_OBJECTIVE_:
Write out the listing below without alteration, omitting its pictures.

## Begin

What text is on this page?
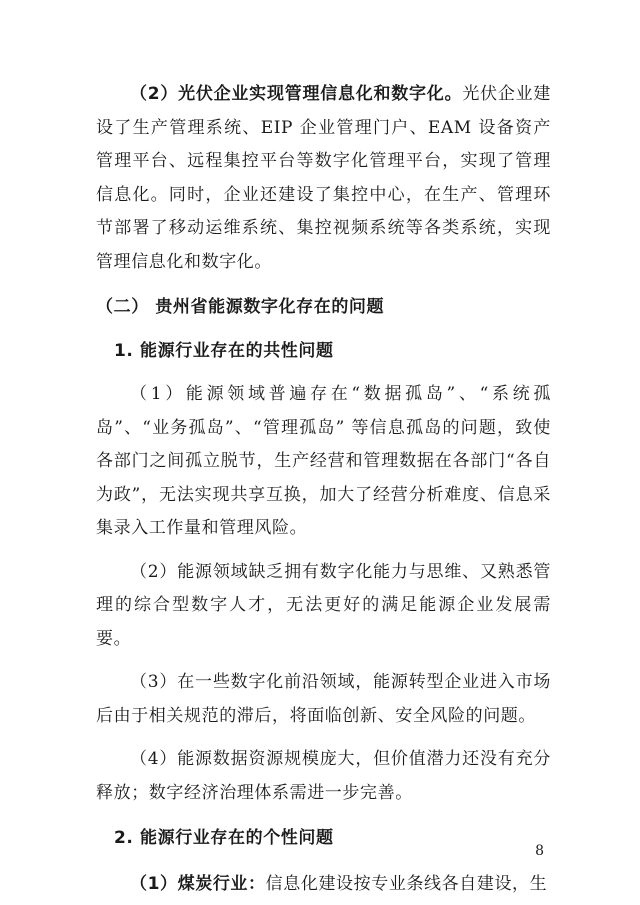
（2）光伏企业实现管理信息化和数字化。光伏企业建设了生产管理系统、EIP 企业管理门户、EAM 设备资产管理平台、远程集控平台等数字化管理平台，实现了管理信息化。同时，企业还建设了集控中心，在生产、管理环节部署了移动运维系统、集控视频系统等各类系统，实现管理信息化和数字化。

（二） 贵州省能源数字化存在的问题
1. 能源行业存在的共性问题

（1）能源领域普遍存在“数据孤岛”、“系统孤岛”、“业务孤岛”、“管理孤岛” 等信息孤岛的问题，致使各部门之间孤立脱节，生产经营和管理数据在各部门“各自为政”，无法实现共享互换，加大了经营分析难度、信息采集录入工作量和管理风险。

（2）能源领域缺乏拥有数字化能力与思维、又熟悉管理的综合型数字人才，无法更好的满足能源企业发展需要。

（3）在一些数字化前沿领域，能源转型企业进入市场后由于相关规范的滞后，将面临创新、安全风险的问题。

（4）能源数据资源规模庞大，但价值潜力还没有充分释放；数字经济治理体系需进一步完善。

2. 能源行业存在的个性问题

（1）煤炭行业：信息化建设按专业条线各自建设，生

8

## End

_PROBLEM SOLUTION_:
What text is on this page?
（2）光伏企业实现管理信息化和数字化。光伏企业建设了生产管理系统、EIP 企业管理门户、EAM 设备资产管理平台、远程集控平台等数字化管理平台，实现了管理信息化。同时，企业还建设了集控中心，在生产、管理环节部署了移动运维系统、集控视频系统等各类系统，实现管理信息化和数字化。

（二） 贵州省能源数字化存在的问题
1. 能源行业存在的共性问题

（1）能源领域普遍存在“数据孤岛”、“系统孤岛”、“业务孤岛”、“管理孤岛” 等信息孤岛的问题，致使各部门之间孤立脱节，生产经营和管理数据在各部门“各自为政”，无法实现共享互换，加大了经营分析难度、信息采集录入工作量和管理风险。

（2）能源领域缺乏拥有数字化能力与思维、又熟悉管理的综合型数字人才，无法更好的满足能源企业发展需要。

（3）在一些数字化前沿领域，能源转型企业进入市场后由于相关规范的滞后，将面临创新、安全风险的问题。

（4）能源数据资源规模庞大，但价值潜力还没有充分释放；数字经济治理体系需进一步完善。

2. 能源行业存在的个性问题

（1）煤炭行业：信息化建设按专业条线各自建设，生

8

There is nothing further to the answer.